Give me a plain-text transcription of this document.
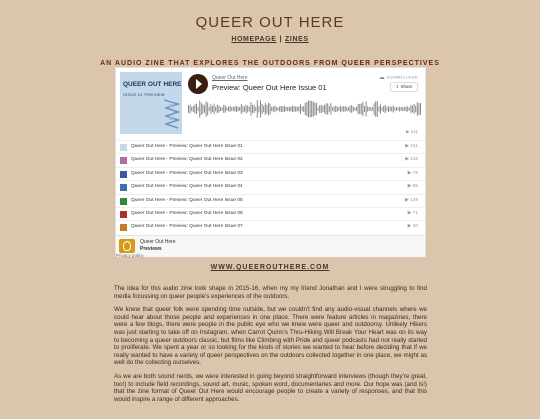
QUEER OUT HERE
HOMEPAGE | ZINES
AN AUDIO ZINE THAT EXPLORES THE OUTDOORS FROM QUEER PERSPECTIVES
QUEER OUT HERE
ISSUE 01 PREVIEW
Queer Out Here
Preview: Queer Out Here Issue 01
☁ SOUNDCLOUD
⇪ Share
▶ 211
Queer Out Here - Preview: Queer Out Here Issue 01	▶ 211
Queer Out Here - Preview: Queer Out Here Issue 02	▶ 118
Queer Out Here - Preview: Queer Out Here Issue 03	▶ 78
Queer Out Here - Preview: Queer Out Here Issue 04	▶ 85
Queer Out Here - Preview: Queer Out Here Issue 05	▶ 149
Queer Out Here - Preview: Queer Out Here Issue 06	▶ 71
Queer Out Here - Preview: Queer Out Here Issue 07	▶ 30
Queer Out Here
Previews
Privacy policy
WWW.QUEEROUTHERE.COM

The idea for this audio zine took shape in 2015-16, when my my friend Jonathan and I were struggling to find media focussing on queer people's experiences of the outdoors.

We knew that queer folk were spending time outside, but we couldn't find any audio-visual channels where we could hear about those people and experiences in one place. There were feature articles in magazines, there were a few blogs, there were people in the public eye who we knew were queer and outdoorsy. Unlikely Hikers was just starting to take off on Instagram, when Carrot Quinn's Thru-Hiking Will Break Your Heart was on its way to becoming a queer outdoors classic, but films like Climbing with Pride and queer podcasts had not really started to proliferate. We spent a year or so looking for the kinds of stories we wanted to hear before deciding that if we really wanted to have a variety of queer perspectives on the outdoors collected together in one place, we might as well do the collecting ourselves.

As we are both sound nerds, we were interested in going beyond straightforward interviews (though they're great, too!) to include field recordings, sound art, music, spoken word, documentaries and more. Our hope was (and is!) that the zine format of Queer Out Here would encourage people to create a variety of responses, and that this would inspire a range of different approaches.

◇ ◇ ◇ ◇

> [PROBLEM] Omit the pictures and restate the rest of the records verbatim.

> [ANSWER IN FULL]
Give me a plain-text transcription of this document.
QUEER OUT HERE
HOMEPAGE | ZINES
AN AUDIO ZINE THAT EXPLORES THE OUTDOORS FROM QUEER PERSPECTIVES
QUEER OUT HERE
ISSUE 01 PREVIEW
Queer Out Here
Preview: Queer Out Here Issue 01
☁ SOUNDCLOUD
⇪ Share
▶ 211
Queer Out Here - Preview: Queer Out Here Issue 01	▶ 211
Queer Out Here - Preview: Queer Out Here Issue 02	▶ 118
Queer Out Here - Preview: Queer Out Here Issue 03	▶ 78
Queer Out Here - Preview: Queer Out Here Issue 04	▶ 85
Queer Out Here - Preview: Queer Out Here Issue 05	▶ 149
Queer Out Here - Preview: Queer Out Here Issue 06	▶ 71
Queer Out Here - Preview: Queer Out Here Issue 07	▶ 30
Queer Out Here
Previews
Privacy policy
WWW.QUEEROUTHERE.COM

The idea for this audio zine took shape in 2015-16, when my my friend Jonathan and I were struggling to find media focussing on queer people's experiences of the outdoors.

We knew that queer folk were spending time outside, but we couldn't find any audio-visual channels where we could hear about those people and experiences in one place. There were feature articles in magazines, there were a few blogs, there were people in the public eye who we knew were queer and outdoorsy. Unlikely Hikers was just starting to take off on Instagram, when Carrot Quinn's Thru-Hiking Will Break Your Heart was on its way to becoming a queer outdoors classic, but films like Climbing with Pride and queer podcasts had not really started to proliferate. We spent a year or so looking for the kinds of stories we wanted to hear before deciding that if we really wanted to have a variety of queer perspectives on the outdoors collected together in one place, we might as well do the collecting ourselves.

As we are both sound nerds, we were interested in going beyond straightforward interviews (though they're great, too!) to include field recordings, sound art, music, spoken word, documentaries and more. Our hope was (and is!) that the zine format of Queer Out Here would encourage people to create a variety of responses, and that this would inspire a range of different approaches.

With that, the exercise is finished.